**Исходный текст**:
= = = = =
Скорее всего, дядя понял безвыходность ситуации, понял, что я не причастен к пропаже и дабы как-то разрядить обстановку спросил у меня с кем я там «бегал» (бегать на нашем языке означало гулять). Пришлось «выдать» моих постоянных компаньонов по играм, наших соседей, живших наискосок от нас через улицу, братьев Алёшиных (по-уличному, Черепковых) — Колю, Мишку и Ивана, с которыми я действительно играл недалеко от того места. Два старших их брата — Сергей и Александр в наших играх никогда не участвовали — возраст уже был не тот. Кстати, Сергей был в числе тех самых ребят, которые, опередив полицаев, первыми подбежали к нашему сбитому самолёту и забрали документы у разбившегося лётчика.

Дядя, как мог, объяснил немцу, что может быть пропажа найдётся в другом месте и предложил «kommen» к Черепковым. Спрятав парабеллум в кобуру, немец согласился и мы вышли на улицу. Я шёл рядом с немцем, постоянно всхлипывая, мать с маленькой Машей на руках вся в слезах: «Пан, пан! Он ничего не брал!» шла тоже рядом со мной. Был уже такой серый вечер, темнело. От дядиного дома до Черепковых около пятидесяти метров, а до нашего — метров тридцать пять. Когда уже вся «процессия» поравнялась с нашим домом, услышали крики «Пан, пан!». К нам бежала дядина соседка Забродина. Имя её, к сожалению, забыл. Из этой семьи Нина Забродина была женой моего второго дяди, кадрового военного, Юрия Михайловича, так что мы были в некотором родстве. Остановились. Подбежала эта женщина и показывает немцу какой-то предмет. Какая бурная реакция была у немца! Схватив принесённое, он начал что-то быстро лопотать, показывая дяде пальцем в одно и то же место, как потом выяснилось, на монограмму на, должно быть, дорогом для него портсигаре (это был портсигар). Затем открыл его, взял сигарету себе и предложил дяде, который отказался, так как никогда в жизни не курил. «Гут, гут!» и, о чудо, он этим же портсигаром и зажёг сигарету. Я всё происходящее наблюдал уже из любопытства, так как почувствовал, что «вопрос» решён в мою пользу. И действительно, толкнув меня то ли коленкой, то ли рукой (этого уже не помню) немец загоготал и по всему было видно, что облегчение почувствовали все присутствующие.
= = = = =
**Записанные данные**:
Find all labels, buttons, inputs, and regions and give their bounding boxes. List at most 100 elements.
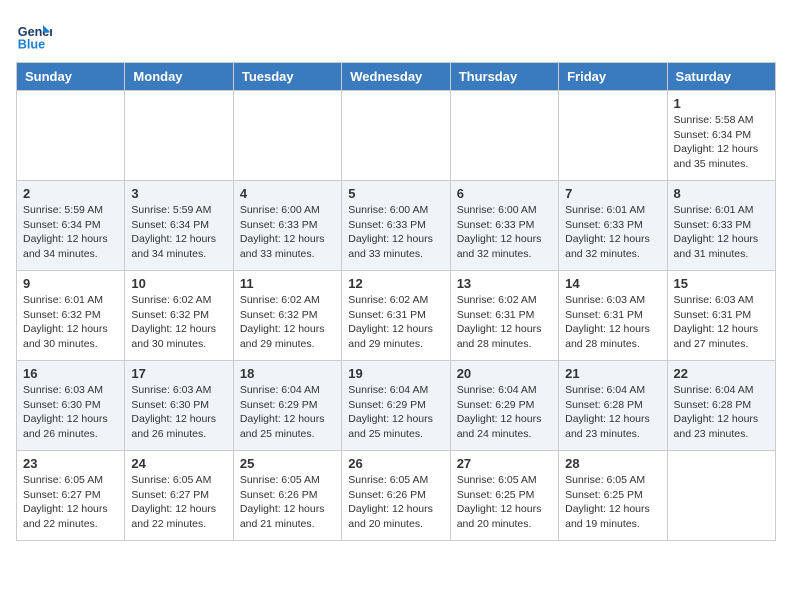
- weekday-header: Thursday: [450, 63, 558, 91]
- calendar-cell: 13 Sunrise: 6:02 AM Sunset: 6:31 PM Dayli…: [450, 271, 558, 361]
- day-number: 23: [23, 456, 118, 471]
- day-info: Sunrise: 6:04 AM Sunset: 6:28 PM Dayligh…: [565, 383, 660, 442]
- calendar-cell: [342, 91, 450, 181]
- day-number: 19: [348, 366, 443, 381]
- calendar-cell: 27Sunrise: 6:05 AM Sunset: 6:25 PM Dayli…: [450, 451, 558, 541]
- day-number: 6: [457, 186, 552, 201]
- day-number: 4: [240, 186, 335, 201]
- day-number: 20: [457, 366, 552, 381]
- day-info: Sunrise: 6:01 AM Sunset: 6:33 PM Dayligh…: [674, 203, 769, 262]
- calendar-cell: 14 Sunrise: 6:03 AM Sunset: 6:31 PM Dayli…: [559, 271, 667, 361]
- calendar-cell: 3 Sunrise: 5:59 AM Sunset: 6:34 PM Daylig…: [125, 181, 233, 271]
- calendar-cell: 16 Sunrise: 6:03 AM Sunset: 6:30 PM Dayli…: [17, 361, 125, 451]
- day-info: Sunrise: 6:05 AM Sunset: 6:26 PM Dayligh…: [240, 473, 335, 532]
- calendar-cell: 25 Sunrise: 6:05 AM Sunset: 6:26 PM Dayli…: [233, 451, 341, 541]
- calendar-week-row: 9 Sunrise: 6:01 AM Sunset: 6:32 PM Daylig…: [17, 271, 776, 361]
- day-number: 15: [674, 276, 769, 291]
- calendar-cell: [233, 91, 341, 181]
- day-number: 7: [565, 186, 660, 201]
- logo: General Blue: [16, 16, 56, 52]
- weekday-header: Sunday: [17, 63, 125, 91]
- calendar-week-row: 1Sunrise: 5:58 AM Sunset: 6:34 PM Daylig…: [17, 91, 776, 181]
- calendar-cell: 5Sunrise: 6:00 AM Sunset: 6:33 PM Daylig…: [342, 181, 450, 271]
- day-info: Sunrise: 5:59 AM Sunset: 6:34 PM Dayligh…: [23, 203, 118, 262]
- calendar-cell: 11 Sunrise: 6:02 AM Sunset: 6:32 PM Dayli…: [233, 271, 341, 361]
- day-number: 16: [23, 366, 118, 381]
- calendar-cell: 9 Sunrise: 6:01 AM Sunset: 6:32 PM Daylig…: [17, 271, 125, 361]
- day-number: 2: [23, 186, 118, 201]
- weekday-header: Saturday: [667, 63, 775, 91]
- calendar-cell: 6 Sunrise: 6:00 AM Sunset: 6:33 PM Daylig…: [450, 181, 558, 271]
- day-info: Sunrise: 6:00 AM Sunset: 6:33 PM Dayligh…: [457, 203, 552, 262]
- day-info: Sunrise: 6:03 AM Sunset: 6:30 PM Dayligh…: [23, 383, 118, 442]
- logo-icon: General Blue: [16, 16, 52, 52]
- day-number: 10: [131, 276, 226, 291]
- calendar-cell: [17, 91, 125, 181]
- calendar-week-row: 16 Sunrise: 6:03 AM Sunset: 6:30 PM Dayli…: [17, 361, 776, 451]
- day-number: 13: [457, 276, 552, 291]
- day-info: Sunrise: 5:58 AM Sunset: 6:34 PM Dayligh…: [674, 113, 769, 172]
- day-info: Sunrise: 6:02 AM Sunset: 6:32 PM Dayligh…: [131, 293, 226, 352]
- calendar-cell: 7 Sunrise: 6:01 AM Sunset: 6:33 PM Daylig…: [559, 181, 667, 271]
- day-number: 12: [348, 276, 443, 291]
- calendar-cell: 19 Sunrise: 6:04 AM Sunset: 6:29 PM Dayli…: [342, 361, 450, 451]
- day-info: Sunrise: 6:02 AM Sunset: 6:32 PM Dayligh…: [240, 293, 335, 352]
- calendar-cell: 26 Sunrise: 6:05 AM Sunset: 6:26 PM Dayli…: [342, 451, 450, 541]
- svg-text:Blue: Blue: [18, 37, 45, 51]
- calendar-cell: 28 Sunrise: 6:05 AM Sunset: 6:25 PM Dayli…: [559, 451, 667, 541]
- day-info: Sunrise: 6:05 AM Sunset: 6:26 PM Dayligh…: [348, 473, 443, 532]
- day-info: Sunrise: 6:02 AM Sunset: 6:31 PM Dayligh…: [348, 293, 443, 352]
- calendar-cell: 17 Sunrise: 6:03 AM Sunset: 6:30 PM Dayli…: [125, 361, 233, 451]
- weekday-header: Monday: [125, 63, 233, 91]
- day-info: Sunrise: 6:04 AM Sunset: 6:28 PM Dayligh…: [674, 383, 769, 442]
- day-number: 27: [457, 456, 552, 471]
- day-info: Sunrise: 6:05 AM Sunset: 6:25 PM Dayligh…: [565, 473, 660, 532]
- calendar-week-row: 2 Sunrise: 5:59 AM Sunset: 6:34 PM Daylig…: [17, 181, 776, 271]
- calendar-week-row: 23 Sunrise: 6:05 AM Sunset: 6:27 PM Dayli…: [17, 451, 776, 541]
- day-info: Sunrise: 6:04 AM Sunset: 6:29 PM Dayligh…: [240, 383, 335, 442]
- calendar-cell: 23 Sunrise: 6:05 AM Sunset: 6:27 PM Dayli…: [17, 451, 125, 541]
- day-number: 14: [565, 276, 660, 291]
- day-number: 26: [348, 456, 443, 471]
- day-number: 21: [565, 366, 660, 381]
- day-number: 22: [674, 366, 769, 381]
- calendar-cell: 24 Sunrise: 6:05 AM Sunset: 6:27 PM Dayli…: [125, 451, 233, 541]
- day-number: 5: [348, 186, 443, 201]
- calendar-cell: 1Sunrise: 5:58 AM Sunset: 6:34 PM Daylig…: [667, 91, 775, 181]
- calendar-cell: [559, 91, 667, 181]
- calendar-cell: [450, 91, 558, 181]
- day-info: Sunrise: 6:05 AM Sunset: 6:27 PM Dayligh…: [131, 473, 226, 532]
- day-info: Sunrise: 6:05 AM Sunset: 6:27 PM Dayligh…: [23, 473, 118, 532]
- page-header: General Blue: [16, 16, 776, 52]
- day-number: 17: [131, 366, 226, 381]
- day-info: Sunrise: 6:03 AM Sunset: 6:31 PM Dayligh…: [565, 293, 660, 352]
- day-number: 25: [240, 456, 335, 471]
- day-number: 11: [240, 276, 335, 291]
- day-number: 18: [240, 366, 335, 381]
- calendar-cell: 21 Sunrise: 6:04 AM Sunset: 6:28 PM Dayli…: [559, 361, 667, 451]
- day-info: Sunrise: 6:01 AM Sunset: 6:32 PM Dayligh…: [23, 293, 118, 352]
- day-info: Sunrise: 6:04 AM Sunset: 6:29 PM Dayligh…: [348, 383, 443, 442]
- calendar-cell: 4 Sunrise: 6:00 AM Sunset: 6:33 PM Daylig…: [233, 181, 341, 271]
- day-info: Sunrise: 6:01 AM Sunset: 6:33 PM Dayligh…: [565, 203, 660, 262]
- calendar-cell: 2 Sunrise: 5:59 AM Sunset: 6:34 PM Daylig…: [17, 181, 125, 271]
- calendar-cell: 12 Sunrise: 6:02 AM Sunset: 6:31 PM Dayli…: [342, 271, 450, 361]
- day-info: Sunrise: 6:03 AM Sunset: 6:30 PM Dayligh…: [131, 383, 226, 442]
- calendar-cell: 15 Sunrise: 6:03 AM Sunset: 6:31 PM Dayli…: [667, 271, 775, 361]
- weekday-header: Friday: [559, 63, 667, 91]
- day-number: 28: [565, 456, 660, 471]
- calendar-table: SundayMondayTuesdayWednesdayThursdayFrid…: [16, 62, 776, 541]
- day-info: Sunrise: 5:59 AM Sunset: 6:34 PM Dayligh…: [131, 203, 226, 262]
- day-info: Sunrise: 6:02 AM Sunset: 6:31 PM Dayligh…: [457, 293, 552, 352]
- day-number: 24: [131, 456, 226, 471]
- weekday-header: Tuesday: [233, 63, 341, 91]
- calendar-cell: 8 Sunrise: 6:01 AM Sunset: 6:33 PM Daylig…: [667, 181, 775, 271]
- day-info: Sunrise: 6:03 AM Sunset: 6:31 PM Dayligh…: [674, 293, 769, 352]
- day-number: 9: [23, 276, 118, 291]
- calendar-cell: 20Sunrise: 6:04 AM Sunset: 6:29 PM Dayli…: [450, 361, 558, 451]
- day-number: 8: [674, 186, 769, 201]
- calendar-cell: 22 Sunrise: 6:04 AM Sunset: 6:28 PM Dayli…: [667, 361, 775, 451]
- calendar-cell: 10 Sunrise: 6:02 AM Sunset: 6:32 PM Dayli…: [125, 271, 233, 361]
- day-number: 3: [131, 186, 226, 201]
- day-info: Sunrise: 6:00 AM Sunset: 6:33 PM Dayligh…: [240, 203, 335, 262]
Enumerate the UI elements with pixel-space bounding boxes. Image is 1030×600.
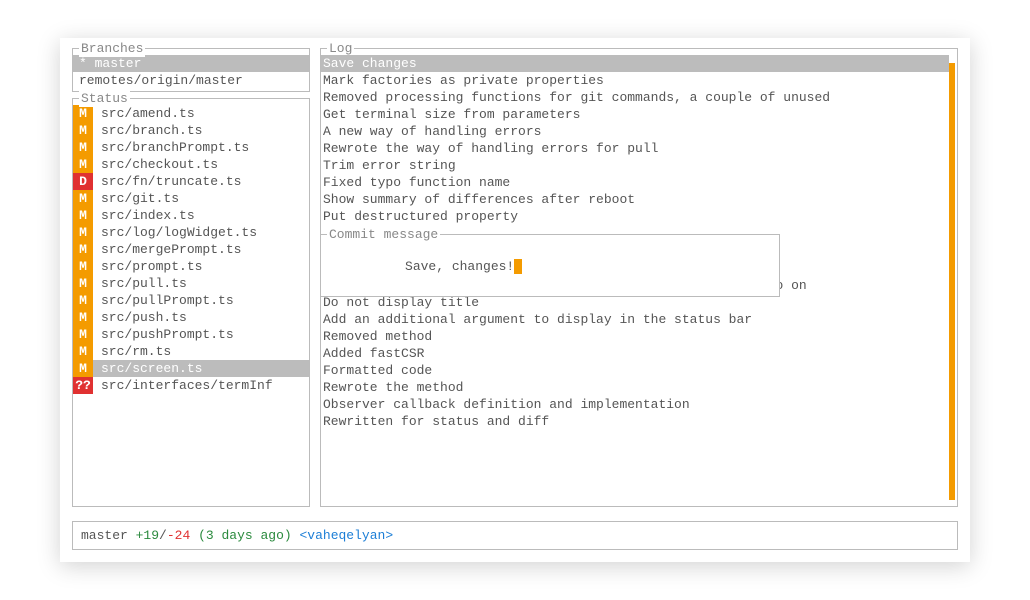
log-row[interactable]: Fixed typo function name [321, 174, 949, 191]
status-badge: M [73, 258, 93, 275]
status-file: src/amend.ts [93, 105, 309, 122]
status-row[interactable]: Msrc/rm.ts [73, 343, 309, 360]
log-row[interactable]: Show summary of differences after reboot [321, 191, 949, 208]
status-badge: ?? [73, 377, 93, 394]
right-column: Log Save changesMark factories as privat… [320, 48, 958, 507]
statusbar-author: <vaheqelyan> [300, 528, 394, 543]
statusbar-additions: +19 [136, 528, 159, 543]
status-badge: M [73, 122, 93, 139]
status-badge: M [73, 360, 93, 377]
log-row[interactable]: Save changes [321, 55, 949, 72]
log-row[interactable]: Get terminal size from parameters [321, 106, 949, 123]
status-file: src/rm.ts [93, 343, 309, 360]
status-file: src/pushPrompt.ts [93, 326, 309, 343]
status-row[interactable]: Msrc/pushPrompt.ts [73, 326, 309, 343]
log-row[interactable]: Removed method [321, 328, 949, 345]
status-file: src/log/logWidget.ts [93, 224, 309, 241]
status-file: src/pull.ts [93, 275, 309, 292]
status-badge: M [73, 190, 93, 207]
status-row[interactable]: Msrc/git.ts [73, 190, 309, 207]
status-file: src/screen.ts [93, 360, 309, 377]
left-column: Branches * masterremotes/origin/master S… [72, 48, 310, 507]
log-row[interactable]: Rewritten for status and diff [321, 413, 949, 430]
status-badge: M [73, 309, 93, 326]
log-row[interactable]: Rewrote the method [321, 379, 949, 396]
status-file: src/fn/truncate.ts [93, 173, 309, 190]
statusbar-age: (3 days ago) [198, 528, 292, 543]
log-row[interactable]: Add an additional argument to display in… [321, 311, 949, 328]
branch-row[interactable]: remotes/origin/master [73, 72, 309, 89]
status-file: src/index.ts [93, 207, 309, 224]
log-row[interactable]: Formatted code [321, 362, 949, 379]
status-file: src/branch.ts [93, 122, 309, 139]
status-panel[interactable]: Status Msrc/amend.tsMsrc/branch.tsMsrc/b… [72, 98, 310, 507]
branches-panel[interactable]: Branches * masterremotes/origin/master [72, 48, 310, 92]
status-badge: M [73, 275, 93, 292]
commit-message-panel[interactable]: Commit message Save, changes! [320, 234, 780, 297]
status-bar: master +19/-24 (3 days ago) <vaheqelyan> [72, 521, 958, 550]
log-row[interactable]: Rewrote the way of handling errors for p… [321, 140, 949, 157]
branch-row[interactable]: * master [73, 55, 309, 72]
log-row[interactable]: Mark factories as private properties [321, 72, 949, 89]
status-row[interactable]: Msrc/prompt.ts [73, 258, 309, 275]
status-badge: M [73, 207, 93, 224]
status-row[interactable]: Msrc/amend.ts [73, 105, 309, 122]
log-row[interactable]: A new way of handling errors [321, 123, 949, 140]
status-badge: M [73, 139, 93, 156]
status-file: src/push.ts [93, 309, 309, 326]
branches-title: Branches [79, 40, 145, 57]
status-row[interactable]: Msrc/push.ts [73, 309, 309, 326]
status-row[interactable]: Msrc/checkout.ts [73, 156, 309, 173]
commit-message-value: Save, changes! [405, 259, 514, 274]
status-file: src/branchPrompt.ts [93, 139, 309, 156]
log-row[interactable]: Put destructured property [321, 208, 949, 225]
status-file: src/mergePrompt.ts [93, 241, 309, 258]
status-row[interactable]: Msrc/branch.ts [73, 122, 309, 139]
status-badge: M [73, 105, 93, 122]
commit-message-input[interactable]: Save, changes! [327, 241, 773, 292]
status-file: src/interfaces/termInf [93, 377, 309, 394]
status-file: src/git.ts [93, 190, 309, 207]
text-cursor [514, 259, 522, 274]
status-row[interactable]: Dsrc/fn/truncate.ts [73, 173, 309, 190]
statusbar-branch: master [81, 528, 128, 543]
status-badge: M [73, 224, 93, 241]
statusbar-deletions: -24 [167, 528, 190, 543]
log-row[interactable]: Removed processing functions for git com… [321, 89, 949, 106]
log-row[interactable]: Observer callback definition and impleme… [321, 396, 949, 413]
status-badge: M [73, 156, 93, 173]
commit-message-title: Commit message [327, 226, 440, 243]
status-row[interactable]: ??src/interfaces/termInf [73, 377, 309, 394]
status-badge: M [73, 241, 93, 258]
status-row[interactable]: Msrc/mergePrompt.ts [73, 241, 309, 258]
status-file: src/prompt.ts [93, 258, 309, 275]
status-row[interactable]: Msrc/pull.ts [73, 275, 309, 292]
status-title: Status [79, 90, 130, 107]
status-row[interactable]: Msrc/screen.ts [73, 360, 309, 377]
status-row[interactable]: Msrc/index.ts [73, 207, 309, 224]
status-badge: M [73, 292, 93, 309]
status-row[interactable]: Msrc/pullPrompt.ts [73, 292, 309, 309]
status-file: src/pullPrompt.ts [93, 292, 309, 309]
app-root: Branches * masterremotes/origin/master S… [60, 38, 970, 562]
status-badge: D [73, 173, 93, 190]
status-row[interactable]: Msrc/log/logWidget.ts [73, 224, 309, 241]
status-badge: M [73, 343, 93, 360]
log-scrollbar[interactable] [949, 63, 955, 500]
status-badge: M [73, 326, 93, 343]
status-row[interactable]: Msrc/branchPrompt.ts [73, 139, 309, 156]
log-row[interactable]: Added fastCSR [321, 345, 949, 362]
status-file: src/checkout.ts [93, 156, 309, 173]
main-columns: Branches * masterremotes/origin/master S… [72, 48, 958, 507]
log-row[interactable]: Trim error string [321, 157, 949, 174]
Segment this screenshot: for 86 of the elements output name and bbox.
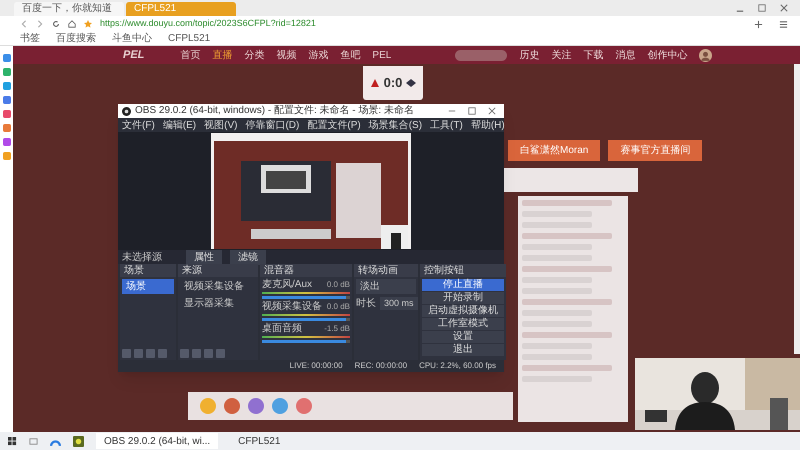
nav-link[interactable]: 鱼吧 — [340, 48, 360, 62]
start-icon[interactable] — [8, 436, 17, 446]
channel-name: 视频采集设备 — [262, 301, 322, 312]
db-reading: -1.5 dB — [324, 323, 350, 334]
dock-title: 转场动画 — [358, 264, 398, 278]
score-text: 0:0 — [384, 74, 402, 92]
maximize-icon[interactable] — [468, 107, 476, 115]
back-icon[interactable] — [20, 20, 28, 28]
maximize-icon[interactable] — [758, 4, 766, 12]
bookmark-link[interactable]: 百度搜索 — [56, 32, 96, 44]
duration-field[interactable]: 300 ms — [380, 296, 418, 310]
db-reading: 0.0 dB — [326, 279, 350, 290]
site-logo: PEL — [123, 48, 144, 63]
nav-link[interactable]: 直播 — [212, 48, 232, 62]
taskbar-button[interactable]: OBS 29.0.2 (64-bit, wi... — [96, 433, 218, 449]
nav-link[interactable]: 首页 — [180, 48, 200, 62]
control-button[interactable]: 启动虚拟摄像机 — [422, 305, 504, 317]
menu-item[interactable]: 停靠窗口(D) — [245, 118, 300, 132]
channel-name: 桌面音频 — [262, 323, 302, 334]
app-logo-icon — [122, 106, 131, 116]
promo-button[interactable]: 赛事官方直播间 — [608, 140, 702, 161]
promo-button[interactable]: 白鲨潇然Moran — [508, 140, 600, 161]
bookmark-link[interactable]: 斗鱼中心 — [112, 32, 152, 44]
bookmark-link[interactable]: 书签 — [20, 32, 40, 44]
rec-timer: REC: 00:00:00 — [354, 360, 408, 372]
gift-icon[interactable] — [296, 398, 312, 414]
menu-item[interactable]: 编辑(E) — [162, 118, 196, 132]
header-link[interactable]: 历史 — [519, 48, 540, 62]
menu-icon[interactable] — [779, 20, 788, 28]
source-item[interactable]: 视频采集设备 — [180, 279, 256, 294]
header-link[interactable]: 创作中心 — [647, 48, 688, 62]
menu-item[interactable]: 视图(V) — [204, 118, 238, 132]
star-icon[interactable] — [84, 20, 92, 28]
app-icon[interactable] — [73, 436, 84, 446]
nav-link[interactable]: 游戏 — [308, 48, 328, 62]
search-field[interactable] — [455, 50, 508, 60]
window-title: OBS 29.0.2 (64-bit, windows) - 配置文件: 未命名 - 场景: 未命名 — [135, 105, 414, 117]
nav-link[interactable]: PEL — [372, 48, 392, 62]
control-button[interactable]: 开始录制 — [422, 292, 504, 304]
bookmark-link[interactable]: CFPL521 — [168, 32, 210, 44]
live-timer: LIVE: 00:00:00 — [290, 360, 343, 372]
team-logo-icon — [406, 78, 416, 88]
nav-link[interactable]: 视频 — [276, 48, 296, 62]
gift-icon[interactable] — [248, 398, 264, 414]
home-icon[interactable] — [68, 20, 76, 28]
channel-name: 麦克风/Aux — [262, 279, 312, 290]
cpu-status: CPU: 2.2%, 60.00 fps — [419, 360, 496, 372]
menu-item[interactable]: 文件(F) — [122, 118, 155, 132]
forward-icon[interactable] — [36, 20, 44, 28]
control-button[interactable]: 设置 — [422, 331, 504, 343]
dock-title: 场景 — [124, 264, 144, 278]
duration-label: 时长 — [356, 296, 376, 311]
close-icon[interactable] — [488, 107, 496, 115]
nav-link[interactable]: 分类 — [244, 48, 264, 62]
plus-icon[interactable] — [754, 20, 763, 28]
dock-title: 来源 — [182, 264, 202, 278]
menu-item[interactable]: 配置文件(P) — [307, 118, 361, 132]
dock-title: 混音器 — [264, 264, 294, 278]
gift-icon[interactable] — [224, 398, 240, 414]
source-item[interactable]: 显示器采集 — [180, 296, 256, 311]
browser-tab[interactable]: 百度一下，你就知道 — [14, 2, 124, 16]
scrollbar[interactable] — [794, 64, 800, 354]
toolbar-button[interactable]: 属性 — [186, 250, 222, 264]
header-link[interactable]: 关注 — [551, 48, 572, 62]
toolbar-button[interactable]: 滤镜 — [230, 250, 266, 264]
control-button[interactable]: 停止直播 — [422, 279, 504, 291]
scene-item[interactable]: 场景 — [122, 279, 174, 294]
menu-item[interactable]: 帮助(H) — [470, 118, 505, 132]
control-button[interactable]: 退出 — [422, 344, 504, 356]
menu-item[interactable]: 场景集合(S) — [368, 118, 422, 132]
reload-icon[interactable] — [52, 20, 60, 28]
gift-icon[interactable] — [272, 398, 288, 414]
control-button[interactable]: 工作室模式 — [422, 318, 504, 330]
source-status-text: 未选择源 — [122, 250, 162, 264]
header-link[interactable]: 消息 — [615, 48, 636, 62]
menu-item[interactable]: 工具(T) — [430, 118, 463, 132]
gift-icon[interactable] — [200, 398, 216, 414]
avatar-icon[interactable] — [699, 48, 712, 62]
transition-dropdown[interactable]: 淡出 — [356, 279, 416, 294]
header-link[interactable]: 下载 — [583, 48, 604, 62]
dock-title: 控制按钮 — [424, 264, 464, 278]
db-reading: 0.0 dB — [326, 301, 350, 312]
taskbar-button[interactable]: CFPL521 — [230, 433, 288, 449]
close-icon[interactable] — [780, 4, 788, 12]
team-logo-icon — [370, 78, 380, 88]
task-view-icon[interactable] — [29, 436, 38, 446]
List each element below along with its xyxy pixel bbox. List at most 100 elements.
= = = = =
**Что сделать**:
• A. Переведите на английский язык предложение из рассказа о пропавшем портсигаре: «Был уже такой серый вечер, темнело».
• B. Продолжите рассказ о пропавшем портсигаре, начиная с места после его последнего предложения.
Строки взяты из другого источника.

**Ответы по заданиям**:
• A. It was already a gray evening; it was getting dark.

• B.
Что же произошло на самом деле? Оказалось, что маленькая дочка Забродиной, а ей было около пяти с половиной лет, играясь около капониров, увидела на сложенной одежде какую-то блестящую штучку, спокойно взяла её, поиграла с ней дома и легла спать вместе с «находкой». Немец, обнаружив пропажу и, по-видимому, не найдя её у своих, начал искать по домам. Дом Забродиных был самым ближним к месту пропажи и потому стал первым. А в доме всего одна женщина и маленькая девочка, да и та спит уже. Женщина поняла, что у немца что-то пропало и, как могла, убедила его, что у неё ничего такого быть не может. Следующими оказались мы, и начался описанный мною выше процесс. Так как разговор шёл довольно бурный, слышался плач ребёнка (т.е. меня) и причитания матери, то соседка, к чести её, почувствовав неладное, разбудила дочку, «допросила» её и обнаружила в кроватке этот злополучный портсигар. Что было бы со мной, не найдись он, сказать трудно. После такой встряски подходить близко к немцам какое-то время я уже не осмеливался. Ощущение холодного металла на лице долго приводило меня то в озноб, то в жар, вызывая какой-то внутренний ужас.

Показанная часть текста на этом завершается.